→ **WRITTEN EXERCISE 1**
In the Halo Jones excerpt, in what month and year did the first run of The Ballad of Halo Jones begin?

→ **DOCUMENT EXCERPT**
★ ★ ★

Our Skullbabies (The Last War in Albion Part 100: Girls)
This is the first of five parts of The Last War in Albion Chapter Eleven, focusing on Alan Moore’s The Ballad of Halo Jones. An omnibus of all eleven parts is available on Smashwords. If you are a Kickstarter backer or a Patreon backer at $2 or higher per week, instructions on how to get your complimentary copy have been sent to you.
The Bojeffries Saga is available in a collected edition that can be purchased in the US or in the UK.
Previously in The Last War in Albion: Essentially the entire early career of Alan Moore was covered, save for one work.
“Our skullbabies will always tight the day for peoplekind.” – Alan Moore, Crossed +100
|Figure 794: The debut of Halo Jones.|
This is The Ballad of Halo Jones, an ongoing strip for 2000 AD published in three separate runs. The first, published as Book One, ran for three months beginning in July of 1984, one month after Moore ceased work on Captain Britain, one before he ceased on Marvelman for Warrior, and alongside the publication of Swamp Thing #29, the infamous zombie incest rape issue. The second launched in February of 1985, the same month that Moore began work on American Flagg and that Warrior ended, and again ran for three months. And the third, Book Three, began in January of 1986, one month after Moore’s tie-in issue to Crisis on Infinite Earths and one month before Miracleman commenced in the US, running until April, two months before Watchmen debuted.

★ ★ ★

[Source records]
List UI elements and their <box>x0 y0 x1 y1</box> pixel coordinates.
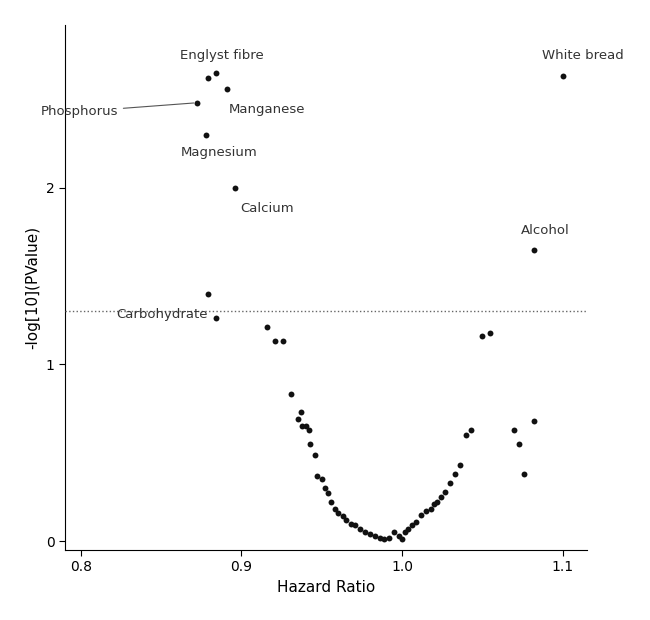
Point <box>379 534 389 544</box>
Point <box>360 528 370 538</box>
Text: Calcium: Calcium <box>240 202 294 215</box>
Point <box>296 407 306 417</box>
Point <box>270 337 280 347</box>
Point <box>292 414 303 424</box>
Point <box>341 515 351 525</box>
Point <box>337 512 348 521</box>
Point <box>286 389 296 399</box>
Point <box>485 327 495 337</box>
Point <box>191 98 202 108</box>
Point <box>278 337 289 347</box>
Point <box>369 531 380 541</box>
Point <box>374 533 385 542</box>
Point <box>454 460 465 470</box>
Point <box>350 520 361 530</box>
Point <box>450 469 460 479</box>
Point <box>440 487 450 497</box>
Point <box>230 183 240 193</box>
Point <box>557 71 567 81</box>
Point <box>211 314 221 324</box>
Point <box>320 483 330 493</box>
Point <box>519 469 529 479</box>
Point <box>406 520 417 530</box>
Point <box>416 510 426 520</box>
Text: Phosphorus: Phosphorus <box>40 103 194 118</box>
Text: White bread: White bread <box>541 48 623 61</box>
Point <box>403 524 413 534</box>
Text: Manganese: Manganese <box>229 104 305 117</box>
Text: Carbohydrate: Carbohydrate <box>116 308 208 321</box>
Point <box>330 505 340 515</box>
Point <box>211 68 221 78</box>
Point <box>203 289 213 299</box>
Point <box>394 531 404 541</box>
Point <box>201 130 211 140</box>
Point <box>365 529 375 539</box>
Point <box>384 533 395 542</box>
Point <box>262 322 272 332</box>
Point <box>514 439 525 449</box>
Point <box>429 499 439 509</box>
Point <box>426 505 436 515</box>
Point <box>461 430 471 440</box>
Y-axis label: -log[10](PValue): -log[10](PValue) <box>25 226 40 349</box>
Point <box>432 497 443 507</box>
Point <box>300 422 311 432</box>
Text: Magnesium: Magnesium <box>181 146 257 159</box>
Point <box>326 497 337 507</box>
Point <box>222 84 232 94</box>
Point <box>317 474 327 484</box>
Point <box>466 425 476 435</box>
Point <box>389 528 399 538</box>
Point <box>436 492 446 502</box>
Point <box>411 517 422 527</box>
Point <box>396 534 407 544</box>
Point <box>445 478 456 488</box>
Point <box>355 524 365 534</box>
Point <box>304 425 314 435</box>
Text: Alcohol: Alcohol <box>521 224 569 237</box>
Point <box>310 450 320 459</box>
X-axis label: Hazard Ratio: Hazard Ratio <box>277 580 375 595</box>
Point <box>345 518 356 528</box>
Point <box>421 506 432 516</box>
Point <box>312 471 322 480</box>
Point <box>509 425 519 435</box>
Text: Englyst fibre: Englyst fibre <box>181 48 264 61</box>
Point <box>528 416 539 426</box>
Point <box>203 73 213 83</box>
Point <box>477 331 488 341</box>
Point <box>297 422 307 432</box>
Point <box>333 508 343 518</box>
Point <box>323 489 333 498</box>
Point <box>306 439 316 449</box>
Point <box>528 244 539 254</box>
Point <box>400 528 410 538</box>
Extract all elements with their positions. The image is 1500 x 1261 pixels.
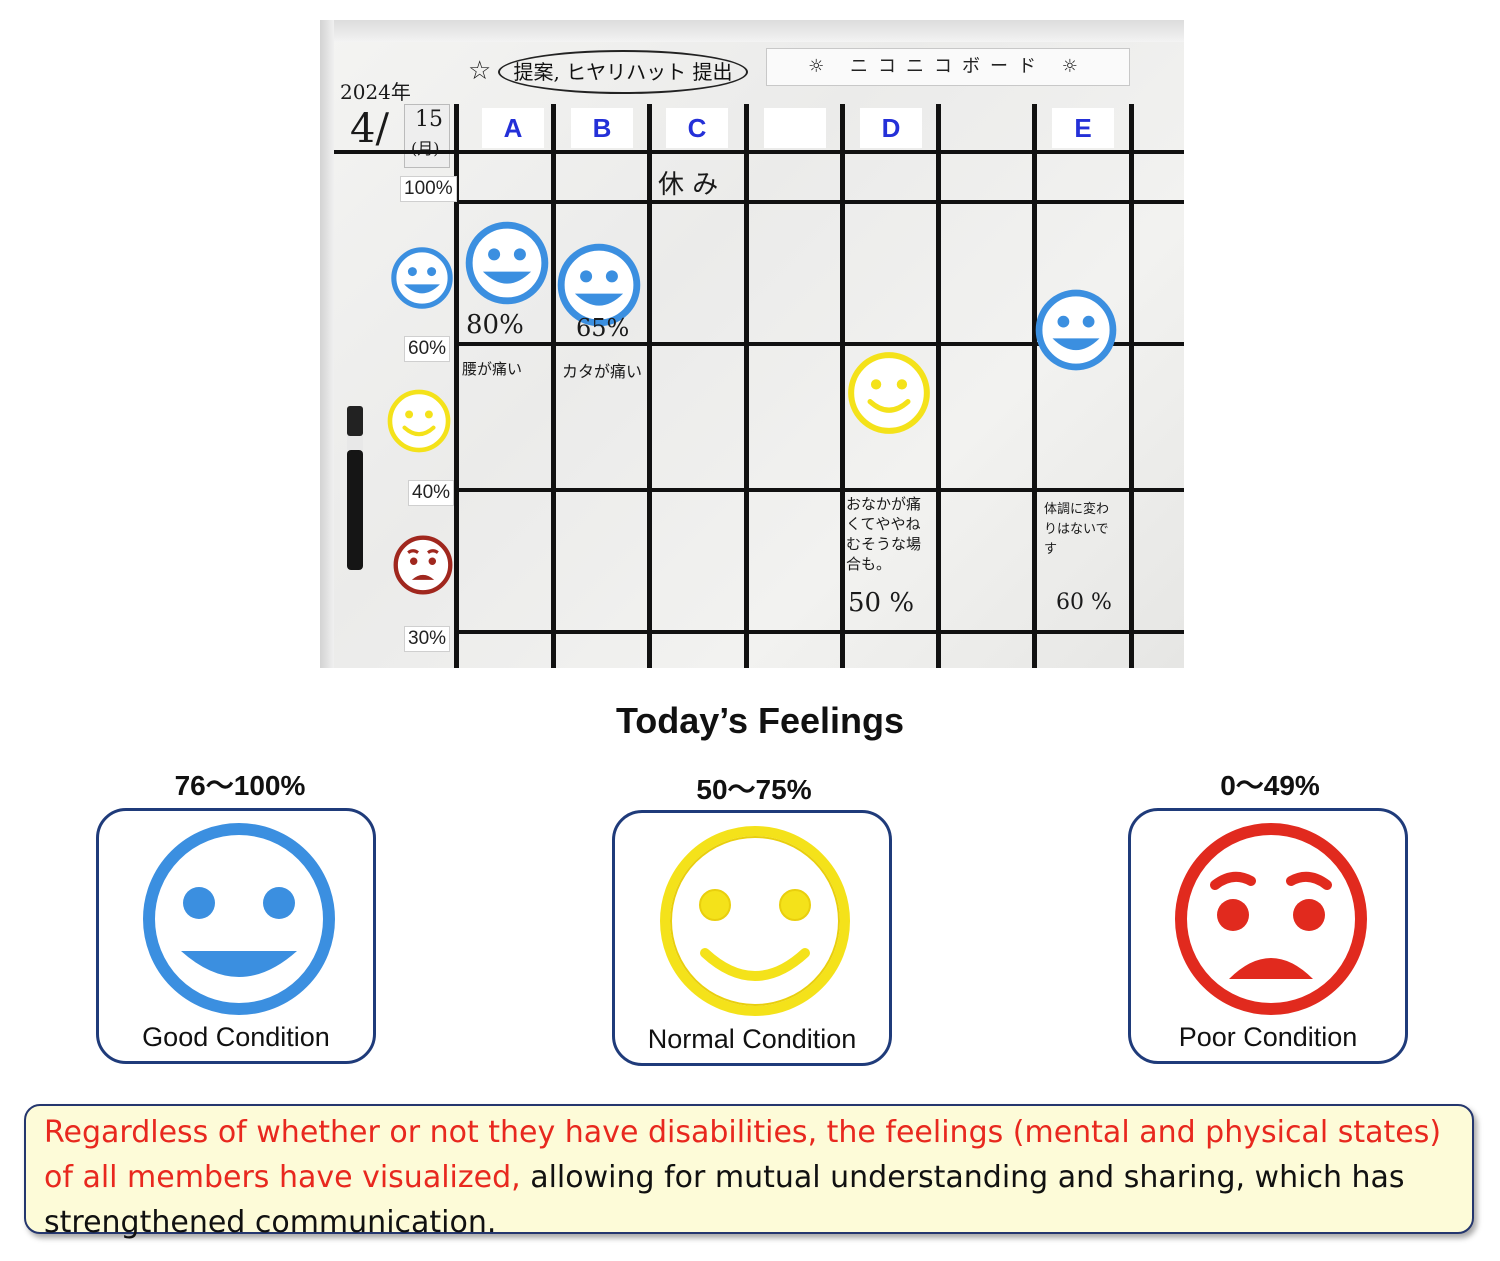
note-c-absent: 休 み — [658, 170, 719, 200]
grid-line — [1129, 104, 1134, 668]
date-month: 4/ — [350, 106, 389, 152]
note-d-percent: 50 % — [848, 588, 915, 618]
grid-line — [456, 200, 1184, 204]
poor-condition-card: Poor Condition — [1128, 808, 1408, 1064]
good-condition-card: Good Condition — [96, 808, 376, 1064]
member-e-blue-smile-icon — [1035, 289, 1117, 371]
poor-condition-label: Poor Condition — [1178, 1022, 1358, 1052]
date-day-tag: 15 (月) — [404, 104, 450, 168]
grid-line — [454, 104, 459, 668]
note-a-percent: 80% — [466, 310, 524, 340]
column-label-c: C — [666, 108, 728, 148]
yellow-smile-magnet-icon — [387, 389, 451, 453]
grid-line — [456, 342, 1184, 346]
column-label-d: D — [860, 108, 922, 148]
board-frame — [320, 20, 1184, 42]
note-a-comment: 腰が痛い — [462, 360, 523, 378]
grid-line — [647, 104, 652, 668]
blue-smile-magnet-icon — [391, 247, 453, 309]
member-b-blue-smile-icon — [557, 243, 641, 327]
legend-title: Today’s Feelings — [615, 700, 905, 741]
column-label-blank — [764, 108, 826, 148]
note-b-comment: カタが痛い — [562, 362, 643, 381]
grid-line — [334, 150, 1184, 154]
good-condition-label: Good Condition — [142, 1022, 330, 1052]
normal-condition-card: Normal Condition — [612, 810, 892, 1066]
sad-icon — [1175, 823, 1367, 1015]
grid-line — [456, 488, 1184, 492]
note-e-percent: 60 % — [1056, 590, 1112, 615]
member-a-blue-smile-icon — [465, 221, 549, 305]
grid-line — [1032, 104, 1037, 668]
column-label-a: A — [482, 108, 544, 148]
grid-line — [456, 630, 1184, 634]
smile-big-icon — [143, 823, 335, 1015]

★ ★ ★

→ **WRITTEN EXERCISE 2**
Please write out the rows of the Source records verbatim, starting at the row that has "Point <box>379 534 389 544</box>" and ending after the row that has "Point <box>304 425 314 435</box>".

→ **EXERCISE RESULT 1**
July of 1984.

→ **EXERCISE RESULT 2**
Point <box>379 534 389 544</box>
Point <box>360 528 370 538</box>
Text: Calcium: Calcium <box>240 202 294 215</box>
Point <box>296 407 306 417</box>
Point <box>270 337 280 347</box>
Point <box>292 414 303 424</box>
Point <box>341 515 351 525</box>
Point <box>337 512 348 521</box>
Point <box>286 389 296 399</box>
Point <box>485 327 495 337</box>
Point <box>191 98 202 108</box>
Point <box>278 337 289 347</box>
Point <box>369 531 380 541</box>
Point <box>374 533 385 542</box>
Point <box>454 460 465 470</box>
Point <box>350 520 361 530</box>
Point <box>450 469 460 479</box>
Point <box>440 487 450 497</box>
Point <box>230 183 240 193</box>
Point <box>557 71 567 81</box>
Point <box>211 314 221 324</box>
Point <box>320 483 330 493</box>
Point <box>519 469 529 479</box>
Point <box>406 520 417 530</box>
Point <box>416 510 426 520</box>
Text: Phosphorus: Phosphorus <box>40 103 194 118</box>
Text: White bread: White bread <box>541 48 623 61</box>
Point <box>403 524 413 534</box>
Text: Manganese: Manganese <box>229 104 305 117</box>
Text: Carbohydrate: Carbohydrate <box>116 308 208 321</box>
Point <box>330 505 340 515</box>
Point <box>211 68 221 78</box>
Point <box>203 289 213 299</box>
Point <box>394 531 404 541</box>
Point <box>201 130 211 140</box>
Point <box>365 529 375 539</box>
Point <box>384 533 395 542</box>
Point <box>262 322 272 332</box>
Point <box>514 439 525 449</box>
Point <box>429 499 439 509</box>
Point <box>426 505 436 515</box>
Point <box>461 430 471 440</box>
Y-axis label: -log[10](PValue): -log[10](PValue) <box>25 226 40 349</box>
Point <box>432 497 443 507</box>
Point <box>300 422 311 432</box>
Text: Magnesium: Magnesium <box>181 146 257 159</box>
Point <box>326 497 337 507</box>
Point <box>222 84 232 94</box>
Point <box>317 474 327 484</box>
Point <box>466 425 476 435</box>
Point <box>389 528 399 538</box>
Point <box>436 492 446 502</box>
Point <box>411 517 422 527</box>
Point <box>396 534 407 544</box>
Point <box>445 478 456 488</box>
Point <box>355 524 365 534</box>
Point <box>304 425 314 435</box>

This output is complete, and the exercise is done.